Set task | Copy out each line exactly; pictures stay out of the copy.

=== Data for this exercise ===

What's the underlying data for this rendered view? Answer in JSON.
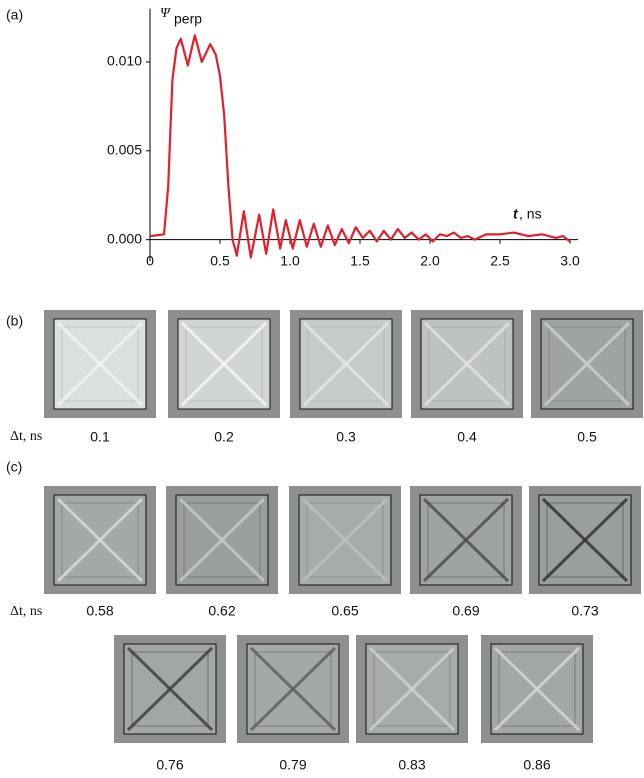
{
  "chart_data": {
    "type": "line",
    "panel_label": "(a)",
    "y_label": "Ψ",
    "y_label_subscript": "perp",
    "x_label": "t",
    "x_label_unit": ", ns",
    "xlim": [
      0,
      3
    ],
    "ylim": [
      -0.0012,
      0.013
    ],
    "xticks": [
      {
        "value": 0,
        "label": "0"
      },
      0.5,
      {
        "value": 1,
        "label": "1.0"
      },
      1.5,
      {
        "value": 2,
        "label": "2.0"
      },
      2.5,
      {
        "value": 3,
        "label": "3.0"
      }
    ],
    "yticks": [
      {
        "value": 0,
        "label": "0.000"
      },
      {
        "value": 0.005,
        "label": "0.005"
      },
      {
        "value": 0.01,
        "label": "0.010"
      }
    ],
    "x": [
      0,
      0.1,
      0.13,
      0.16,
      0.19,
      0.22,
      0.27,
      0.32,
      0.37,
      0.43,
      0.47,
      0.5,
      0.53,
      0.56,
      0.59,
      0.62,
      0.67,
      0.72,
      0.78,
      0.83,
      0.88,
      0.93,
      0.97,
      1.02,
      1.07,
      1.12,
      1.17,
      1.22,
      1.27,
      1.32,
      1.37,
      1.42,
      1.47,
      1.52,
      1.57,
      1.62,
      1.67,
      1.72,
      1.77,
      1.82,
      1.87,
      1.92,
      1.97,
      2.02,
      2.07,
      2.12,
      2.17,
      2.22,
      2.27,
      2.32,
      2.4,
      2.5,
      2.6,
      2.7,
      2.8,
      2.9,
      2.95,
      3.0
    ],
    "series": [
      {
        "color": "#e0202a",
        "values": [
          0.0002,
          0.0003,
          0.003,
          0.009,
          0.0108,
          0.0113,
          0.0098,
          0.0115,
          0.01,
          0.011,
          0.0104,
          0.0092,
          0.007,
          0.003,
          0.0,
          -0.0009,
          0.0016,
          -0.001,
          0.0014,
          -0.0008,
          0.0017,
          -0.0005,
          0.0011,
          -0.0005,
          0.0011,
          -0.0004,
          0.0009,
          -0.0004,
          0.0008,
          -0.0003,
          0.0006,
          -0.0002,
          0.0007,
          0.0001,
          0.0005,
          -0.0001,
          0.0005,
          0.0,
          0.0006,
          0.0001,
          0.0004,
          0.0,
          0.0003,
          -0.0001,
          0.0003,
          0.0002,
          0.0004,
          0.0001,
          0.0002,
          0.0,
          0.0003,
          0.0003,
          0.0004,
          0.0002,
          0.0003,
          0.0001,
          0.0002,
          -0.0001
        ]
      }
    ]
  },
  "panel_b": {
    "label": "(b)",
    "row_label": "Δt, ns",
    "tiles": [
      "0.1",
      "0.2",
      "0.3",
      "0.4",
      "0.5"
    ]
  },
  "panel_c": {
    "label": "(c)",
    "row_label": "Δt, ns",
    "tiles_row1": [
      "0.58",
      "0.62",
      "0.65",
      "0.69",
      "0.73"
    ],
    "tiles_row2": [
      "0.76",
      "0.79",
      "0.83",
      "0.86"
    ]
  }
}
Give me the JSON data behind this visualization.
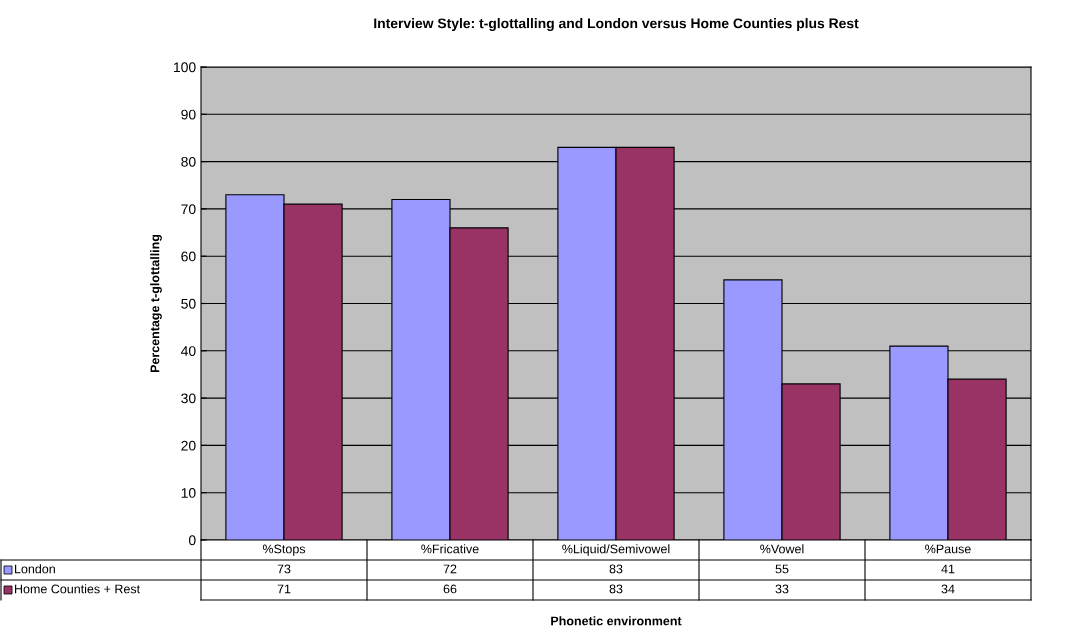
{
  "chart_data": {
    "type": "bar",
    "title": "Interview Style: t-glottalling and London versus Home Counties plus Rest",
    "xlabel": "Phonetic environment",
    "ylabel": "Percentage t-glottalling",
    "categories": [
      "%Stops",
      "%Fricative",
      "%Liquid/Semivowel",
      "%Vowel",
      "%Pause"
    ],
    "series": [
      {
        "name": "London",
        "color": "#9999ff",
        "values": [
          73,
          72,
          83,
          55,
          41
        ]
      },
      {
        "name": "Home Counties + Rest",
        "color": "#993366",
        "values": [
          71,
          66,
          83,
          33,
          34
        ]
      }
    ],
    "ylim": [
      0,
      100
    ],
    "yticks": [
      0,
      10,
      20,
      30,
      40,
      50,
      60,
      70,
      80,
      90,
      100
    ],
    "grid": "y",
    "legend": "bottom",
    "data_labels": true
  }
}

===

Solution to this task |
What's the underlying data for this rendered view? Answer in JSON.
{
  "chart_data": {
    "type": "line",
    "panel_label": "(a)",
    "y_label": "Ψ",
    "y_label_subscript": "perp",
    "x_label": "t",
    "x_label_unit": ", ns",
    "xlim": [
      0,
      3
    ],
    "ylim": [
      -0.0012,
      0.013
    ],
    "xticks": [
      {
        "value": 0,
        "label": "0"
      },
      0.5,
      {
        "value": 1,
        "label": "1.0"
      },
      1.5,
      {
        "value": 2,
        "label": "2.0"
      },
      2.5,
      {
        "value": 3,
        "label": "3.0"
      }
    ],
    "yticks": [
      {
        "value": 0,
        "label": "0.000"
      },
      {
        "value": 0.005,
        "label": "0.005"
      },
      {
        "value": 0.01,
        "label": "0.010"
      }
    ],
    "x": [
      0,
      0.1,
      0.13,
      0.16,
      0.19,
      0.22,
      0.27,
      0.32,
      0.37,
      0.43,
      0.47,
      0.5,
      0.53,
      0.56,
      0.59,
      0.62,
      0.67,
      0.72,
      0.78,
      0.83,
      0.88,
      0.93,
      0.97,
      1.02,
      1.07,
      1.12,
      1.17,
      1.22,
      1.27,
      1.32,
      1.37,
      1.42,
      1.47,
      1.52,
      1.57,
      1.62,
      1.67,
      1.72,
      1.77,
      1.82,
      1.87,
      1.92,
      1.97,
      2.02,
      2.07,
      2.12,
      2.17,
      2.22,
      2.27,
      2.32,
      2.4,
      2.5,
      2.6,
      2.7,
      2.8,
      2.9,
      2.95,
      3.0
    ],
    "series": [
      {
        "color": "#e0202a",
        "values": [
          0.0002,
          0.0003,
          0.003,
          0.009,
          0.0108,
          0.0113,
          0.0098,
          0.0115,
          0.01,
          0.011,
          0.0104,
          0.0092,
          0.007,
          0.003,
          0.0,
          -0.0009,
          0.0016,
          -0.001,
          0.0014,
          -0.0008,
          0.0017,
          -0.0005,
          0.0011,
          -0.0005,
          0.0011,
          -0.0004,
          0.0009,
          -0.0004,
          0.0008,
          -0.0003,
          0.0006,
          -0.0002,
          0.0007,
          0.0001,
          0.0005,
          -0.0001,
          0.0005,
          0.0,
          0.0006,
          0.0001,
          0.0004,
          0.0,
          0.0003,
          -0.0001,
          0.0003,
          0.0002,
          0.0004,
          0.0001,
          0.0002,
          0.0,
          0.0003,
          0.0003,
          0.0004,
          0.0002,
          0.0003,
          0.0001,
          0.0002,
          -0.0001
        ]
      }
    ]
  },
  "panel_b": {
    "label": "(b)",
    "row_label": "Δt, ns",
    "tiles": [
      "0.1",
      "0.2",
      "0.3",
      "0.4",
      "0.5"
    ]
  },
  "panel_c": {
    "label": "(c)",
    "row_label": "Δt, ns",
    "tiles_row1": [
      "0.58",
      "0.62",
      "0.65",
      "0.69",
      "0.73"
    ],
    "tiles_row2": [
      "0.76",
      "0.79",
      "0.83",
      "0.86"
    ]
  }
}
Give me the JSON data behind this visualization.
{
  "chart_data": {
    "type": "bar",
    "title": "Interview Style: t-glottalling and London versus Home Counties plus Rest",
    "xlabel": "Phonetic environment",
    "ylabel": "Percentage t-glottalling",
    "categories": [
      "%Stops",
      "%Fricative",
      "%Liquid/Semivowel",
      "%Vowel",
      "%Pause"
    ],
    "series": [
      {
        "name": "London",
        "color": "#9999ff",
        "values": [
          73,
          72,
          83,
          55,
          41
        ]
      },
      {
        "name": "Home Counties + Rest",
        "color": "#993366",
        "values": [
          71,
          66,
          83,
          33,
          34
        ]
      }
    ],
    "ylim": [
      0,
      100
    ],
    "yticks": [
      0,
      10,
      20,
      30,
      40,
      50,
      60,
      70,
      80,
      90,
      100
    ],
    "grid": "y",
    "legend": "bottom",
    "data_labels": true
  }
}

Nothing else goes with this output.